◆ Requirements
Output all of the entries exactly as written.

◆ Raw records

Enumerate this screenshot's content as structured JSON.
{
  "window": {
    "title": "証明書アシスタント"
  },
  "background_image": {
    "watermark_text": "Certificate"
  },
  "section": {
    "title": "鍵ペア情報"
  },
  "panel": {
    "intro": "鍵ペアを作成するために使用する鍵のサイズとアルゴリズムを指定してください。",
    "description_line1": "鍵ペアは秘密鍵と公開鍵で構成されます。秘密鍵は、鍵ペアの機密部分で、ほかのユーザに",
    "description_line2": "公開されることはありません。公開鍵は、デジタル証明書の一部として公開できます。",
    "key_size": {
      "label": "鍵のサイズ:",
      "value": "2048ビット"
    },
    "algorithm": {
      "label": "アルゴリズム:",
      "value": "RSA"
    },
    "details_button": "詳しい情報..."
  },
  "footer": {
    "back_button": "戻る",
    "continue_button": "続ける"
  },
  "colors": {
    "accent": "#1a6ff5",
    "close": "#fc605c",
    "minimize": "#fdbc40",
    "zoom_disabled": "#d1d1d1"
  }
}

◆ Completed task
Enumerate this screenshot's content as structured JSON.
{
  "window": {
    "title": "証明書アシスタント"
  },
  "background_image": {
    "watermark_text": "Certificate"
  },
  "section": {
    "title": "鍵ペア情報"
  },
  "panel": {
    "intro": "鍵ペアを作成するために使用する鍵のサイズとアルゴリズムを指定してください。",
    "description_line1": "鍵ペアは秘密鍵と公開鍵で構成されます。秘密鍵は、鍵ペアの機密部分で、ほかのユーザに",
    "description_line2": "公開されることはありません。公開鍵は、デジタル証明書の一部として公開できます。",
    "key_size": {
      "label": "鍵のサイズ:",
      "value": "2048ビット"
    },
    "algorithm": {
      "label": "アルゴリズム:",
      "value": "RSA"
    },
    "details_button": "詳しい情報..."
  },
  "footer": {
    "back_button": "戻る",
    "continue_button": "続ける"
  },
  "colors": {
    "accent": "#1a6ff5",
    "close": "#fc605c",
    "minimize": "#fdbc40",
    "zoom_disabled": "#d1d1d1"
  }
}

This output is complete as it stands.